▸ **To do**: Omit the images, then output each of the records below exactly.

═══ Exercise inputs ═══

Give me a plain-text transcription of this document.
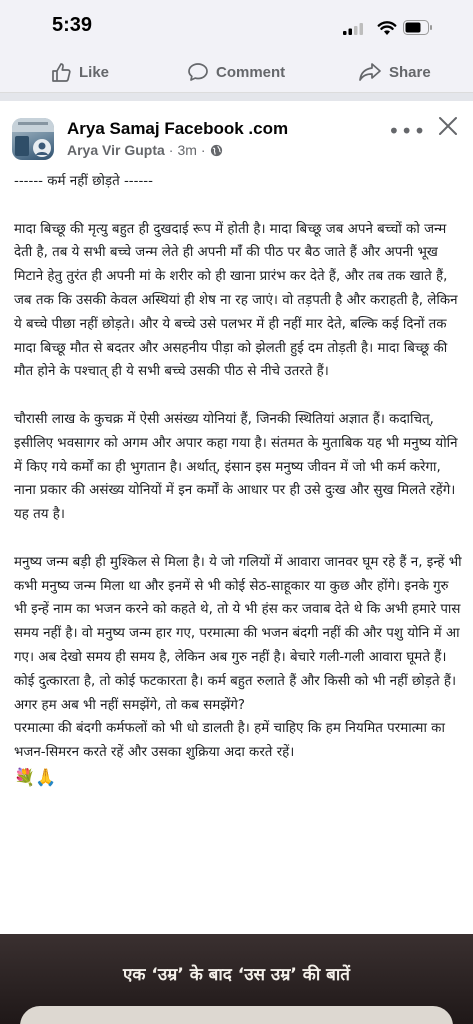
5:39
Like	Comment	Share
Arya Samaj Facebook .com
Arya Vir Gupta · 3m ·
•••

------ कर्म नहीं छोड़ते ------

मादा बिच्छू की मृत्यु बहुत ही दुखदाई रूप में होती है। मादा बिच्छू जब अपने बच्चों को जन्म देती है, तब ये सभी बच्चे जन्म लेते ही अपनी मांँ की पीठ पर बैठ जाते हैं और अपनी भूख मिटाने हेतु तुरंत ही अपनी मां के शरीर को ही खाना प्रारंभ कर देते हैं, और तब तक खाते हैं, जब तक कि उसकी केवल अस्थियां ही शेष ना रह जाएं। वो तड़पती है और कराहती है, लेकिन ये बच्चे पीछा नहीं छोड़ते। और ये बच्चे उसे पलभर में ही नहीं मार देते, बल्कि कई दिनों तक मादा बिच्छू मौत से बदतर और असहनीय पीड़ा को झेलती हुई दम तोड़ती है। मादा बिच्छू की मौत होने के पश्चात् ही ये सभी बच्चे उसकी पीठ से नीचे उतरते हैं।

चौरासी लाख के कुचक्र में ऐसी असंख्य योनियां हैं, जिनकी स्थितियां अज्ञात हैं। कदाचित्, इसीलिए भवसागर को अगम और अपार कहा गया है। संतमत के मुताबिक यह भी मनुष्य योनि में किए गये कर्मों का ही भुगतान है। अर्थात्, इंसान इस मनुष्य जीवन में जो भी कर्म करेगा, नाना प्रकार की असंख्य योनियों में इन कर्मों के आधार पर ही उसे दुःख और सुख मिलते रहेंगे। यह तय है।

मनुष्य जन्म बड़ी ही मुश्किल से मिला है। ये जो गलियों में आवारा जानवर घूम रहे हैं न, इन्हें भी कभी मनुष्य जन्म मिला था और इनमें से भी कोई सेठ-साहूकार या कुछ और होंगे। इनके गुरु भी इन्हें नाम का भजन करने को कहते थे, तो ये भी हंस कर जवाब देते थे कि अभी हमारे पास समय नहीं है। वो मनुष्य जन्म हार गए, परमात्मा की भजन बंदगी नहीं की और पशु योनि में आ गए। अब देखो समय ही समय है, लेकिन अब गुरु नहीं है। बेचारे गली-गली आवारा घूमते हैं। कोई दुत्कारता है, तो कोई फटकारता है। कर्म बहुत रुलाते हैं और किसी को भी नहीं छोड़ते हैं।

अगर हम अब भी नहीं समझेंगे, तो कब समझेंगे?

परमात्मा की बंदगी कर्मफलों को भी धो डालती है। हमें चाहिए कि हम नियमित परमात्मा का भजन-सिमरन करते रहें और उसका शुक्रिया अदा करते रहें।

💐🙏
एक ‘उम्र’ के बाद ‘उस उम्र’ की बातें
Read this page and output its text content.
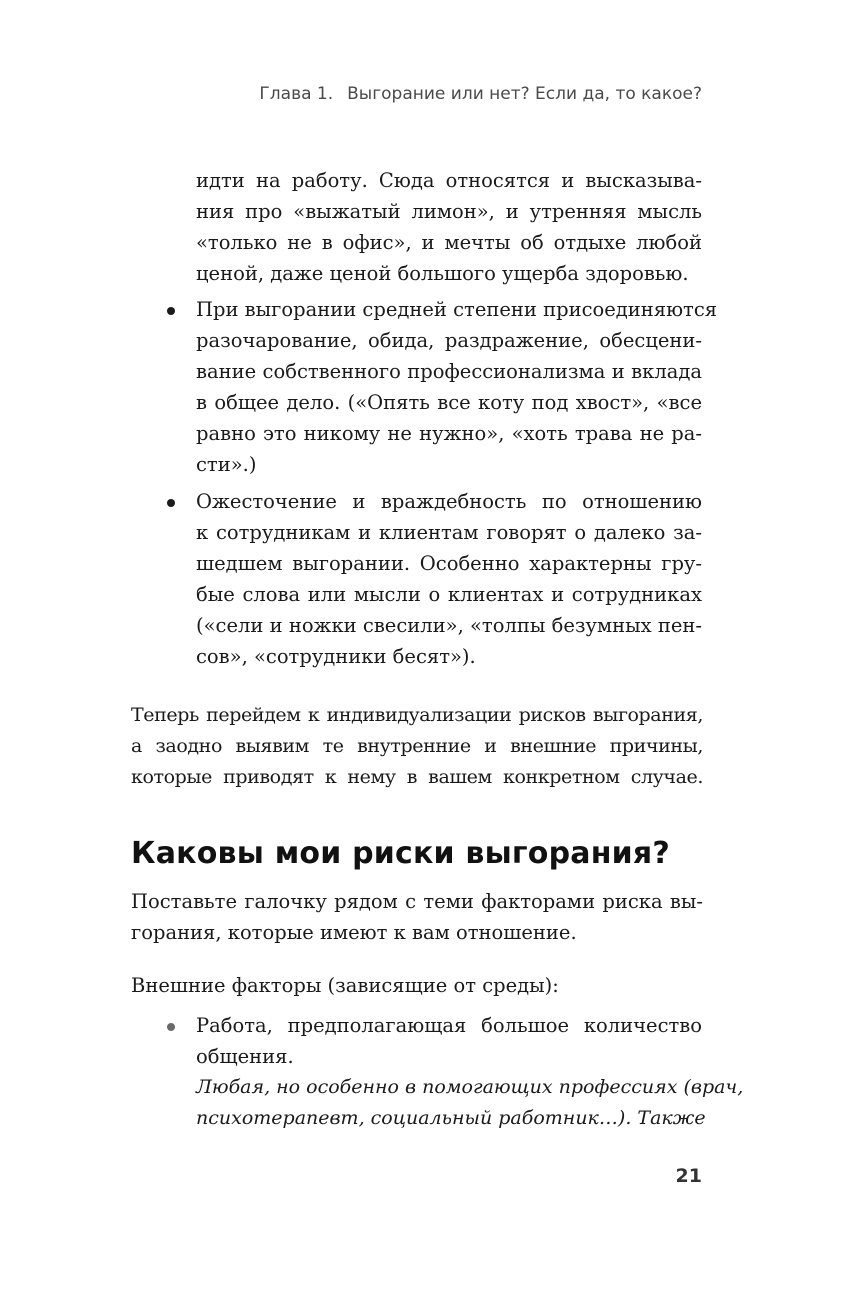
Глава 1. Выгорание или нет? Если да, то какое?
идти на работу. Сюда относятся и высказыва-
ния про «выжатый лимон», и утренняя мысль
«только не в офис», и мечты об отдыхе любой
ценой, даже ценой большого ущерба здоровью.
При выгорании средней степени присоединяются
разочарование, обида, раздражение, обесцени-
вание собственного профессионализма и вклада
в общее дело. («Опять все коту под хвост», «все
равно это никому не нужно», «хоть трава не ра-
сти».)
Ожесточение и враждебность по отношению
к сотрудникам и клиентам говорят о далеко за-
шедшем выгорании. Особенно характерны гру-
бые слова или мысли о клиентах и сотрудниках
(«сели и ножки свесили», «толпы безумных пен-
сов», «сотрудники бесят»).
Теперь перейдем к индивидуализации рисков выгорания,
а заодно выявим те внутренние и внешние причины,
которые приводят к нему в вашем конкретном случае.
Каковы мои риски выгорания?
Поставьте галочку рядом с теми факторами риска вы-
горания, которые имеют к вам отношение.
Внешние факторы (зависящие от среды):
Работа, предполагающая большое количество
общения.
Любая, но особенно в помогающих профессиях (врач,
психотерапевт, социальный работник…). Также
21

═══

▸ **Solved exercise**:
Give me a plain-text transcription of this document.
5:39
Like	Comment	Share
Arya Samaj Facebook .com
Arya Vir Gupta · 3m ·
•••

------ कर्म नहीं छोड़ते ------

मादा बिच्छू की मृत्यु बहुत ही दुखदाई रूप में होती है। मादा बिच्छू जब अपने बच्चों को जन्म देती है, तब ये सभी बच्चे जन्म लेते ही अपनी मांँ की पीठ पर बैठ जाते हैं और अपनी भूख मिटाने हेतु तुरंत ही अपनी मां के शरीर को ही खाना प्रारंभ कर देते हैं, और तब तक खाते हैं, जब तक कि उसकी केवल अस्थियां ही शेष ना रह जाएं। वो तड़पती है और कराहती है, लेकिन ये बच्चे पीछा नहीं छोड़ते। और ये बच्चे उसे पलभर में ही नहीं मार देते, बल्कि कई दिनों तक मादा बिच्छू मौत से बदतर और असहनीय पीड़ा को झेलती हुई दम तोड़ती है। मादा बिच्छू की मौत होने के पश्चात् ही ये सभी बच्चे उसकी पीठ से नीचे उतरते हैं।

चौरासी लाख के कुचक्र में ऐसी असंख्य योनियां हैं, जिनकी स्थितियां अज्ञात हैं। कदाचित्, इसीलिए भवसागर को अगम और अपार कहा गया है। संतमत के मुताबिक यह भी मनुष्य योनि में किए गये कर्मों का ही भुगतान है। अर्थात्, इंसान इस मनुष्य जीवन में जो भी कर्म करेगा, नाना प्रकार की असंख्य योनियों में इन कर्मों के आधार पर ही उसे दुःख और सुख मिलते रहेंगे। यह तय है।

मनुष्य जन्म बड़ी ही मुश्किल से मिला है। ये जो गलियों में आवारा जानवर घूम रहे हैं न, इन्हें भी कभी मनुष्य जन्म मिला था और इनमें से भी कोई सेठ-साहूकार या कुछ और होंगे। इनके गुरु भी इन्हें नाम का भजन करने को कहते थे, तो ये भी हंस कर जवाब देते थे कि अभी हमारे पास समय नहीं है। वो मनुष्य जन्म हार गए, परमात्मा की भजन बंदगी नहीं की और पशु योनि में आ गए। अब देखो समय ही समय है, लेकिन अब गुरु नहीं है। बेचारे गली-गली आवारा घूमते हैं। कोई दुत्कारता है, तो कोई फटकारता है। कर्म बहुत रुलाते हैं और किसी को भी नहीं छोड़ते हैं।

अगर हम अब भी नहीं समझेंगे, तो कब समझेंगे?

परमात्मा की बंदगी कर्मफलों को भी धो डालती है। हमें चाहिए कि हम नियमित परमात्मा का भजन-सिमरन करते रहें और उसका शुक्रिया अदा करते रहें।

💐🙏
एक ‘उम्र’ के बाद ‘उस उम्र’ की बातें
Read this page and output its text content.
Глава 1. Выгорание или нет? Если да, то какое?
идти на работу. Сюда относятся и высказыва-
ния про «выжатый лимон», и утренняя мысль
«только не в офис», и мечты об отдыхе любой
ценой, даже ценой большого ущерба здоровью.
При выгорании средней степени присоединяются
разочарование, обида, раздражение, обесцени-
вание собственного профессионализма и вклада
в общее дело. («Опять все коту под хвост», «все
равно это никому не нужно», «хоть трава не ра-
сти».)
Ожесточение и враждебность по отношению
к сотрудникам и клиентам говорят о далеко за-
шедшем выгорании. Особенно характерны гру-
бые слова или мысли о клиентах и сотрудниках
(«сели и ножки свесили», «толпы безумных пен-
сов», «сотрудники бесят»).
Теперь перейдем к индивидуализации рисков выгорания,
а заодно выявим те внутренние и внешние причины,
которые приводят к нему в вашем конкретном случае.
Каковы мои риски выгорания?
Поставьте галочку рядом с теми факторами риска вы-
горания, которые имеют к вам отношение.
Внешние факторы (зависящие от среды):
Работа, предполагающая большое количество
общения.
Любая, но особенно в помогающих профессиях (врач,
психотерапевт, социальный работник…). Также
21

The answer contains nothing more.